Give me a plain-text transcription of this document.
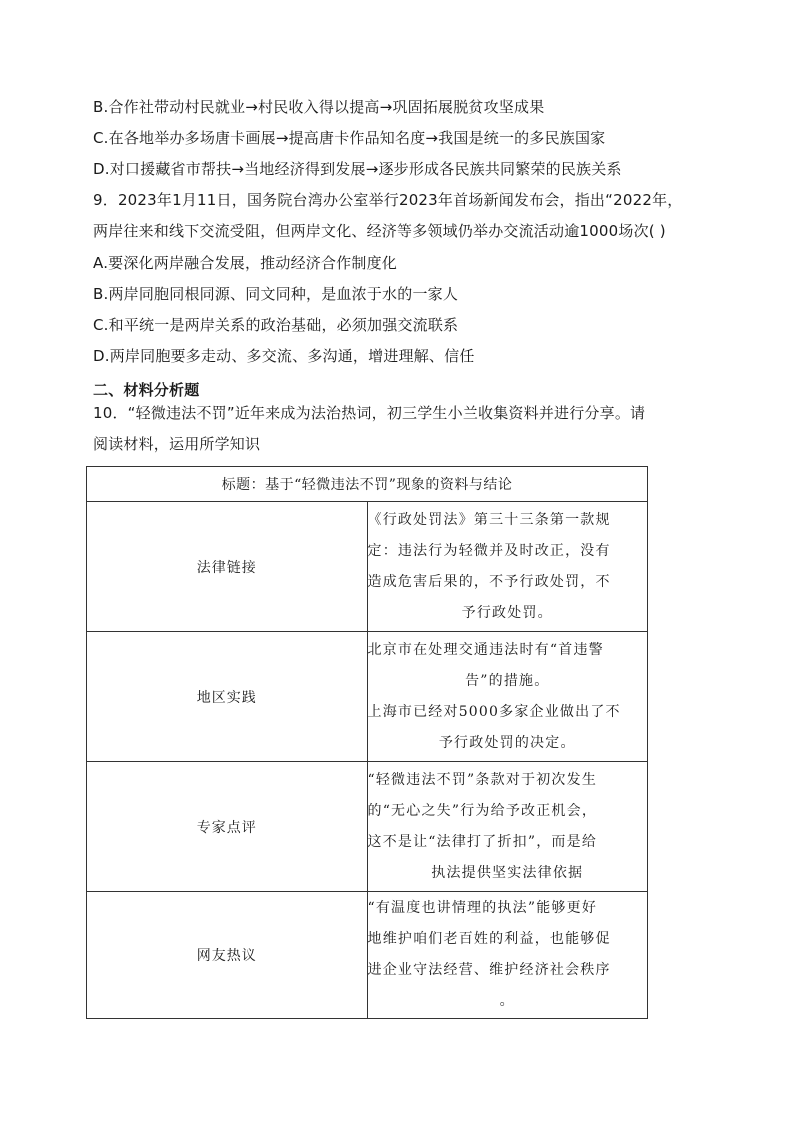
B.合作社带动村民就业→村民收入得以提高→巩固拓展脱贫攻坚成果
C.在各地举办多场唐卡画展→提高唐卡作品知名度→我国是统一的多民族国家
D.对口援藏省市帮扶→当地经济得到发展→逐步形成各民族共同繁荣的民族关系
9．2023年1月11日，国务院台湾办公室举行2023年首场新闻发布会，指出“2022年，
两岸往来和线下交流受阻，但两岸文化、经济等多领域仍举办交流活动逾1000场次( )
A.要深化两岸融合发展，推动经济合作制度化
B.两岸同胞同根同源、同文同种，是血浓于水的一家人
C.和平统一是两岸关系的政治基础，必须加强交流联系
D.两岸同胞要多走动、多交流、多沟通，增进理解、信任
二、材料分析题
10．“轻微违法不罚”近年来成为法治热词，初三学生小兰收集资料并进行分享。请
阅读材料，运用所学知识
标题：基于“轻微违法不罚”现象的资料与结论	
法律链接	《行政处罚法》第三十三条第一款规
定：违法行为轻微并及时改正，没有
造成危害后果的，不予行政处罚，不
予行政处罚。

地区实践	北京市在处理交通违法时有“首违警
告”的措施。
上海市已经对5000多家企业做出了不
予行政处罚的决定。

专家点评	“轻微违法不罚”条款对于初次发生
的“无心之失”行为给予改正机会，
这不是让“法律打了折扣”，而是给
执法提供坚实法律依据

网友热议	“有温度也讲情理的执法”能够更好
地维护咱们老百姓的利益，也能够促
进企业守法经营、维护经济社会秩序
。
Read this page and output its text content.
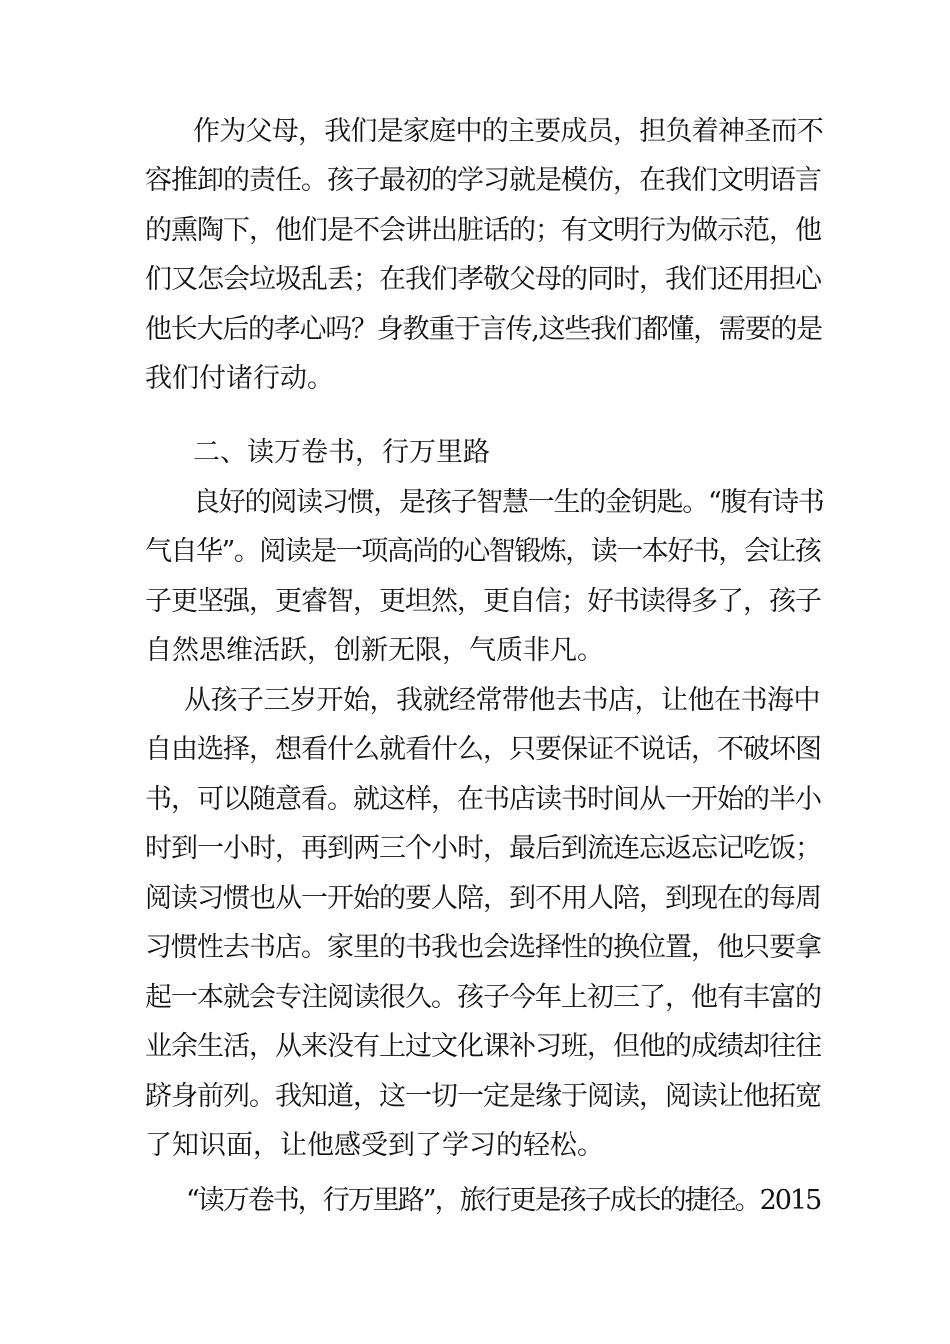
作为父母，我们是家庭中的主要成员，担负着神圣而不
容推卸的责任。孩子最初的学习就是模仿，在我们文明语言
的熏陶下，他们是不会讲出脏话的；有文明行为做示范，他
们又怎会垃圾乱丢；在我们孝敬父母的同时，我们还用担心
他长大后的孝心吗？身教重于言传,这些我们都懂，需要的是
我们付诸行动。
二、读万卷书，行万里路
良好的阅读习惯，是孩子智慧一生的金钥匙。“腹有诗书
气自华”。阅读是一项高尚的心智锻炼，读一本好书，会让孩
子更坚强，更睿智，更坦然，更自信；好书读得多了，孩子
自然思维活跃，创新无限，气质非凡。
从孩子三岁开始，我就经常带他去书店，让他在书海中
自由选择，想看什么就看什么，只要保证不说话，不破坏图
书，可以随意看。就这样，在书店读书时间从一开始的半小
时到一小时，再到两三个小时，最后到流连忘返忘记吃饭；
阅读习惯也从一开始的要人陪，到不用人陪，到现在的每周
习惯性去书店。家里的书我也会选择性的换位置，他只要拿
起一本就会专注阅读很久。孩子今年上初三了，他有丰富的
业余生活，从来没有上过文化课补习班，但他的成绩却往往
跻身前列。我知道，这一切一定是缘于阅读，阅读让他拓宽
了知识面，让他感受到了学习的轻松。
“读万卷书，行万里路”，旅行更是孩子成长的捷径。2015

==

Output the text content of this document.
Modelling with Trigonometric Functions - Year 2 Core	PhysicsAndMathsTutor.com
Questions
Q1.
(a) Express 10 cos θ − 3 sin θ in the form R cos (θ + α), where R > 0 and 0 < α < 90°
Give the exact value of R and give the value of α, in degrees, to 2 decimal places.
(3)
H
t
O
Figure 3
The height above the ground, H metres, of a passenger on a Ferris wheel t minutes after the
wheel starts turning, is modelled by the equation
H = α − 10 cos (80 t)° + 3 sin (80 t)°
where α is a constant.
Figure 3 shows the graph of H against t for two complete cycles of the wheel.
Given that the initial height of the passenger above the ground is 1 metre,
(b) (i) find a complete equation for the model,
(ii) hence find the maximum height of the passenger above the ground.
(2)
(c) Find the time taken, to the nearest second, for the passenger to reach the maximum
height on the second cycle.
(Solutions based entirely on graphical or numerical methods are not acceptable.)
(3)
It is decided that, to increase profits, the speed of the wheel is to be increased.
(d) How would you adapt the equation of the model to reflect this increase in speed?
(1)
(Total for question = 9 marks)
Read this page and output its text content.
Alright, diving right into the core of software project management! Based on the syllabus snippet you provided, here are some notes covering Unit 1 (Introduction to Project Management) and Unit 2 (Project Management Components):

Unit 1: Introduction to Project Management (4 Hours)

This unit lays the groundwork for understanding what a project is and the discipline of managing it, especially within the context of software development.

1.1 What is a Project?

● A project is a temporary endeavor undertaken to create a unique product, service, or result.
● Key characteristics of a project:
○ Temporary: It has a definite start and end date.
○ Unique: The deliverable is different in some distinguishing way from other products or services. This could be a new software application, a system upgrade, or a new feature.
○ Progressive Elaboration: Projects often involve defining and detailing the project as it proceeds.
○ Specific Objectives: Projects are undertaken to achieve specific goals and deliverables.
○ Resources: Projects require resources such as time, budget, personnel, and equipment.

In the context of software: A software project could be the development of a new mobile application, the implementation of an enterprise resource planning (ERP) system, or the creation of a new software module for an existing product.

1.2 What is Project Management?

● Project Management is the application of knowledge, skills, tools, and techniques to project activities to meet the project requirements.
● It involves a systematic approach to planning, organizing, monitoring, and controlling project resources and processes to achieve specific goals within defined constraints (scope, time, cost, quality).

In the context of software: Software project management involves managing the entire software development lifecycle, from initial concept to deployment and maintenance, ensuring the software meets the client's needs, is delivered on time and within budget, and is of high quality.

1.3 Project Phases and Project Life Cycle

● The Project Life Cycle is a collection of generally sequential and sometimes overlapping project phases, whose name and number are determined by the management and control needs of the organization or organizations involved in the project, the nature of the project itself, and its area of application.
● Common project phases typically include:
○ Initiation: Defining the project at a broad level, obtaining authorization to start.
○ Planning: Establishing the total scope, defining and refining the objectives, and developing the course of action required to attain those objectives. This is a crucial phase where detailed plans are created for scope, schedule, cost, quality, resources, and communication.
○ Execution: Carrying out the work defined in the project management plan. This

(Exercise directions) From the material given, work out how many lines hold the string "complete"; state that number and nothing further.

(Output) 2